## Exercise directions
Please copy the records below word for word, all of them, but leave the pictures out of your copy.

## Records shown
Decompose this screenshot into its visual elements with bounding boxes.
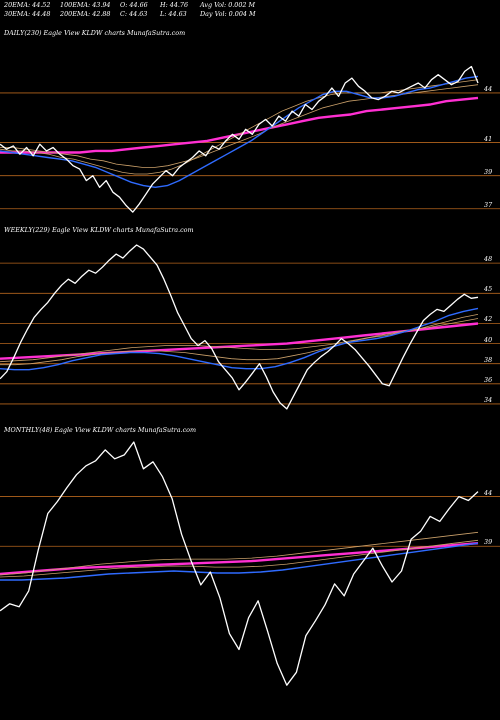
weekly-ema-fast-line: [0, 307, 479, 371]
monthly-price-line: [0, 441, 479, 686]
monthly-ema-slow-line: [0, 542, 479, 576]
weekly-price-line: [0, 244, 479, 410]
daily-price-line: [0, 65, 479, 213]
stat-close: C: 44.63: [120, 10, 148, 18]
weekly-ytick-label: 36: [484, 375, 493, 384]
weekly-ytick-label: 48: [484, 255, 493, 264]
monthly-ytick-label: 44: [484, 488, 493, 497]
weekly-chart-title: WEEKLY(229) Eagle View KLDW charts Munaf…: [4, 226, 194, 234]
daily-ema-mid2-line: [0, 84, 479, 168]
weekly-ema-slow-line: [0, 322, 479, 360]
stat-open: O: 44.66: [120, 1, 148, 9]
monthly-ytick-label: 39: [484, 538, 493, 547]
weekly-ema-mid2-line: [0, 318, 479, 363]
weekly-ytick-label: 40: [484, 335, 493, 344]
monthly-chart-title: MONTHLY(48) Eagle View KLDW charts Munaf…: [4, 426, 197, 434]
weekly-ytick-label: 38: [484, 355, 493, 364]
daily-ema-fast-line: [0, 75, 479, 189]
stat-100ema: 100EMA: 43.94: [60, 1, 111, 9]
daily-ytick-label: 44: [484, 84, 493, 93]
stat-200ema: 200EMA: 42.88: [60, 10, 111, 18]
monthly-ema-mid2-line: [0, 531, 479, 576]
stat-avg-vol: Avg Vol: 0.002 M: [200, 1, 256, 9]
daily-ema-mid1-line: [0, 79, 479, 175]
monthly-ema-fast-line: [0, 542, 479, 581]
daily-chart-title: DAILY(230) Eagle View KLDW charts Munafa…: [4, 29, 186, 37]
daily-ytick-label: 39: [484, 167, 493, 176]
weekly-ytick-label: 45: [484, 285, 493, 294]
daily-ema-slow-line: [0, 96, 479, 154]
stat-20ema: 20EMA: 44.52: [4, 1, 51, 9]
weekly-ytick-label: 34: [484, 395, 493, 404]
daily-ytick-label: 37: [484, 200, 493, 209]
weekly-ytick-label: 42: [484, 315, 493, 324]
monthly-ema-mid1-line: [0, 539, 479, 578]
stat-30ema: 30EMA: 44.48: [4, 10, 51, 18]
stat-high: H: 44.76: [160, 1, 189, 9]
daily-ytick-label: 41: [484, 134, 493, 143]
stat-low: L: 44.63: [160, 10, 187, 18]
weekly-ema-mid1-line: [0, 314, 479, 366]
stat-day-vol: Day Vol: 0.004 M: [200, 10, 256, 18]
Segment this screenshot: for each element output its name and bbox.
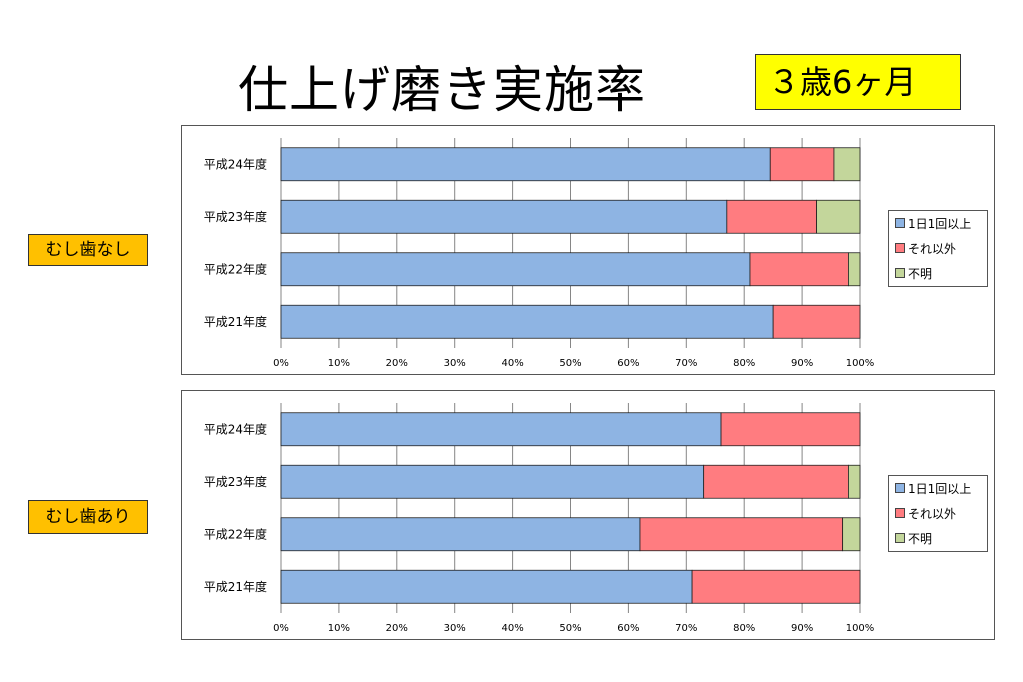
bar-other — [639, 517, 844, 552]
bar-other — [703, 464, 849, 499]
page-title: 仕上げ磨き実施率 — [238, 61, 646, 119]
x-tick-label: 20% — [386, 623, 408, 634]
bar-unknown — [816, 199, 861, 234]
legend-swatch-other — [895, 243, 905, 253]
legend-no-caries: 1日1回以上 それ以外 不明 — [888, 210, 988, 287]
legend-item-unknown: 不明 — [895, 267, 932, 281]
legend-caries: 1日1回以上 それ以外 不明 — [888, 475, 988, 552]
y-tick-label: 平成24年度 — [204, 421, 267, 436]
y-tick-label: 平成23年度 — [204, 209, 267, 224]
y-tick-label: 平成21年度 — [204, 579, 267, 594]
legend-label-unknown: 不明 — [908, 532, 933, 546]
x-tick-label: 0% — [273, 358, 289, 369]
bar-other — [726, 199, 817, 234]
x-tick-label: 30% — [444, 623, 466, 634]
legend-swatch-unknown — [895, 533, 905, 543]
x-tick-label: 20% — [386, 358, 408, 369]
bar-daily — [280, 412, 722, 447]
x-tick-label: 0% — [273, 623, 289, 634]
chart-panel-no-caries: 0% 10% 20% 30% 40% 50% 60% 70% 80% 90% 100% 平成24年度平… — [181, 125, 995, 375]
bar-unknown — [833, 147, 861, 182]
x-tick-label: 100% — [846, 358, 875, 369]
x-tick-label: 80% — [733, 623, 755, 634]
chart-panel-caries: 0% 10% 20% 30% 40% 50% 60% 70% 80% 90% 100% 平成24年度平… — [181, 390, 995, 640]
bar-daily — [280, 464, 705, 499]
group-label-no-caries: むし歯なし — [28, 234, 148, 266]
y-tick-label: 平成23年度 — [204, 474, 267, 489]
x-tick-label: 50% — [559, 623, 581, 634]
bar-chart-no-caries: 0% 10% 20% 30% 40% 50% 60% 70% 80% 90% 100% 平成24年度平… — [204, 138, 875, 369]
legend-label-unknown: 不明 — [908, 267, 933, 281]
bar-chart-caries: 0% 10% 20% 30% 40% 50% 60% 70% 80% 90% 100% 平成24年度平… — [204, 403, 875, 634]
legend-swatch-other — [895, 508, 905, 518]
legend-label-other: それ以外 — [908, 242, 957, 256]
x-tick-label: 90% — [791, 358, 813, 369]
bar-daily — [280, 199, 728, 234]
bar-other — [749, 252, 849, 287]
x-tick-label: 40% — [501, 358, 523, 369]
bar-other — [772, 304, 861, 339]
x-tick-label: 80% — [733, 358, 755, 369]
bar-daily — [280, 569, 693, 604]
x-tick-label: 10% — [328, 358, 350, 369]
x-tick-label: 50% — [559, 358, 581, 369]
bar-other — [769, 147, 835, 182]
legend-label-daily: 1日1回以上 — [908, 482, 972, 496]
y-tick-label: 平成22年度 — [204, 261, 267, 276]
bar-unknown — [848, 252, 861, 287]
y-tick-label: 平成24年度 — [204, 156, 267, 171]
bar-daily — [280, 252, 751, 287]
legend-swatch-daily — [895, 218, 905, 228]
bar-daily — [280, 517, 641, 552]
legend-swatch-unknown — [895, 268, 905, 278]
legend-item-other: それ以外 — [895, 242, 956, 256]
bar-unknown — [848, 464, 861, 499]
x-tick-label: 90% — [791, 623, 813, 634]
legend-label-daily: 1日1回以上 — [908, 217, 972, 231]
y-tick-label: 平成21年度 — [204, 314, 267, 329]
legend-item-unknown: 不明 — [895, 532, 932, 546]
legend-item-daily: 1日1回以上 — [895, 482, 971, 496]
x-tick-label: 60% — [617, 358, 639, 369]
group-label-caries: むし歯あり — [28, 500, 148, 534]
legend-item-other: それ以外 — [895, 507, 956, 521]
legend-label-other: それ以外 — [908, 507, 957, 521]
x-tick-label: 30% — [444, 358, 466, 369]
x-tick-label: 40% — [501, 623, 523, 634]
bar-daily — [280, 304, 774, 339]
x-tick-label: 60% — [617, 623, 639, 634]
legend-swatch-daily — [895, 483, 905, 493]
bar-unknown — [842, 517, 861, 552]
x-tick-label: 70% — [675, 358, 697, 369]
bar-daily — [280, 147, 771, 182]
bar-other — [691, 569, 861, 604]
x-tick-label: 100% — [846, 623, 875, 634]
x-tick-label: 70% — [675, 623, 697, 634]
age-badge: ３歳6ヶ月 — [755, 54, 961, 110]
x-tick-label: 10% — [328, 623, 350, 634]
y-tick-label: 平成22年度 — [204, 526, 267, 541]
bar-other — [720, 412, 861, 447]
legend-item-daily: 1日1回以上 — [895, 217, 971, 231]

## Task response
Decompose this screenshot into its visual elements with bounding boxes.
weekly-ema-fast-line: [0, 307, 479, 371]
monthly-price-line: [0, 441, 479, 686]
monthly-ema-slow-line: [0, 542, 479, 576]
weekly-price-line: [0, 244, 479, 410]
daily-price-line: [0, 65, 479, 213]
stat-close: C: 44.63: [120, 10, 148, 18]
weekly-ytick-label: 36: [484, 375, 493, 384]
weekly-ytick-label: 48: [484, 255, 493, 264]
monthly-ytick-label: 44: [484, 488, 493, 497]
weekly-chart-title: WEEKLY(229) Eagle View KLDW charts Munaf…: [4, 226, 194, 234]
daily-ema-mid2-line: [0, 84, 479, 168]
weekly-ema-slow-line: [0, 322, 479, 360]
stat-open: O: 44.66: [120, 1, 148, 9]
monthly-ytick-label: 39: [484, 538, 493, 547]
weekly-ema-mid2-line: [0, 318, 479, 363]
weekly-ytick-label: 40: [484, 335, 493, 344]
monthly-chart-title: MONTHLY(48) Eagle View KLDW charts Munaf…: [4, 426, 197, 434]
weekly-ytick-label: 38: [484, 355, 493, 364]
daily-ema-fast-line: [0, 75, 479, 189]
stat-100ema: 100EMA: 43.94: [60, 1, 111, 9]
daily-ytick-label: 44: [484, 84, 493, 93]
stat-200ema: 200EMA: 42.88: [60, 10, 111, 18]
monthly-ema-mid2-line: [0, 531, 479, 576]
stat-avg-vol: Avg Vol: 0.002 M: [200, 1, 256, 9]
daily-ema-mid1-line: [0, 79, 479, 175]
monthly-ema-fast-line: [0, 542, 479, 581]
daily-chart-title: DAILY(230) Eagle View KLDW charts Munafa…: [4, 29, 186, 37]
daily-ytick-label: 39: [484, 167, 493, 176]
weekly-ytick-label: 45: [484, 285, 493, 294]
daily-ema-slow-line: [0, 96, 479, 154]
stat-20ema: 20EMA: 44.52: [4, 1, 51, 9]
weekly-ytick-label: 34: [484, 395, 493, 404]
daily-ytick-label: 37: [484, 200, 493, 209]
weekly-ytick-label: 42: [484, 315, 493, 324]
monthly-ema-mid1-line: [0, 539, 479, 578]
stat-30ema: 30EMA: 44.48: [4, 10, 51, 18]
stat-high: H: 44.76: [160, 1, 189, 9]
daily-ytick-label: 41: [484, 134, 493, 143]
stat-low: L: 44.63: [160, 10, 187, 18]
weekly-ema-mid1-line: [0, 314, 479, 366]
stat-day-vol: Day Vol: 0.004 M: [200, 10, 256, 18]
Segment this screenshot: for each element output its name and bbox.
bar-other — [639, 517, 844, 552]
bar-other — [703, 464, 849, 499]
page-title: 仕上げ磨き実施率 — [238, 61, 646, 119]
x-tick-label: 20% — [386, 623, 408, 634]
bar-unknown — [816, 199, 861, 234]
legend-swatch-other — [895, 243, 905, 253]
legend-no-caries: 1日1回以上 それ以外 不明 — [888, 210, 988, 287]
legend-item-unknown: 不明 — [895, 267, 932, 281]
legend-caries: 1日1回以上 それ以外 不明 — [888, 475, 988, 552]
y-tick-label: 平成24年度 — [204, 421, 267, 436]
y-tick-label: 平成23年度 — [204, 209, 267, 224]
y-tick-label: 平成21年度 — [204, 579, 267, 594]
legend-label-unknown: 不明 — [908, 532, 933, 546]
x-tick-label: 0% — [273, 358, 289, 369]
bar-other — [726, 199, 817, 234]
x-tick-label: 30% — [444, 623, 466, 634]
legend-swatch-unknown — [895, 533, 905, 543]
x-tick-label: 20% — [386, 358, 408, 369]
bar-daily — [280, 412, 722, 447]
x-tick-label: 0% — [273, 623, 289, 634]
chart-panel-no-caries: 0% 10% 20% 30% 40% 50% 60% 70% 80% 90% 100% 平成24年度平… — [181, 125, 995, 375]
bar-unknown — [833, 147, 861, 182]
x-tick-label: 100% — [846, 358, 875, 369]
x-tick-label: 80% — [733, 623, 755, 634]
chart-panel-caries: 0% 10% 20% 30% 40% 50% 60% 70% 80% 90% 100% 平成24年度平… — [181, 390, 995, 640]
bar-daily — [280, 464, 705, 499]
group-label-no-caries: むし歯なし — [28, 234, 148, 266]
y-tick-label: 平成23年度 — [204, 474, 267, 489]
x-tick-label: 50% — [559, 623, 581, 634]
bar-chart-no-caries: 0% 10% 20% 30% 40% 50% 60% 70% 80% 90% 100% 平成24年度平… — [204, 138, 875, 369]
legend-label-unknown: 不明 — [908, 267, 933, 281]
bar-chart-caries: 0% 10% 20% 30% 40% 50% 60% 70% 80% 90% 100% 平成24年度平… — [204, 403, 875, 634]
legend-swatch-other — [895, 508, 905, 518]
legend-label-other: それ以外 — [908, 242, 957, 256]
x-tick-label: 90% — [791, 358, 813, 369]
bar-daily — [280, 199, 728, 234]
bar-other — [749, 252, 849, 287]
x-tick-label: 40% — [501, 358, 523, 369]
bar-other — [772, 304, 861, 339]
x-tick-label: 80% — [733, 358, 755, 369]
bar-daily — [280, 569, 693, 604]
x-tick-label: 10% — [328, 358, 350, 369]
x-tick-label: 50% — [559, 358, 581, 369]
bar-other — [769, 147, 835, 182]
legend-label-daily: 1日1回以上 — [908, 482, 972, 496]
y-tick-label: 平成22年度 — [204, 261, 267, 276]
bar-unknown — [848, 252, 861, 287]
y-tick-label: 平成24年度 — [204, 156, 267, 171]
bar-daily — [280, 252, 751, 287]
legend-swatch-daily — [895, 218, 905, 228]
bar-daily — [280, 517, 641, 552]
legend-swatch-unknown — [895, 268, 905, 278]
legend-item-other: それ以外 — [895, 242, 956, 256]
bar-unknown — [848, 464, 861, 499]
x-tick-label: 90% — [791, 623, 813, 634]
legend-label-daily: 1日1回以上 — [908, 217, 972, 231]
y-tick-label: 平成21年度 — [204, 314, 267, 329]
legend-item-unknown: 不明 — [895, 532, 932, 546]
legend-item-daily: 1日1回以上 — [895, 482, 971, 496]
x-tick-label: 60% — [617, 358, 639, 369]
group-label-caries: むし歯あり — [28, 500, 148, 534]
legend-item-other: それ以外 — [895, 507, 956, 521]
legend-label-other: それ以外 — [908, 507, 957, 521]
x-tick-label: 30% — [444, 358, 466, 369]
x-tick-label: 40% — [501, 623, 523, 634]
bar-daily — [280, 304, 774, 339]
x-tick-label: 60% — [617, 623, 639, 634]
legend-swatch-daily — [895, 483, 905, 493]
bar-unknown — [842, 517, 861, 552]
x-tick-label: 70% — [675, 358, 697, 369]
bar-daily — [280, 147, 771, 182]
bar-other — [691, 569, 861, 604]
x-tick-label: 100% — [846, 623, 875, 634]
x-tick-label: 70% — [675, 623, 697, 634]
age-badge: ３歳6ヶ月 — [755, 54, 961, 110]
x-tick-label: 10% — [328, 623, 350, 634]
y-tick-label: 平成22年度 — [204, 526, 267, 541]
bar-other — [720, 412, 861, 447]
legend-item-daily: 1日1回以上 — [895, 217, 971, 231]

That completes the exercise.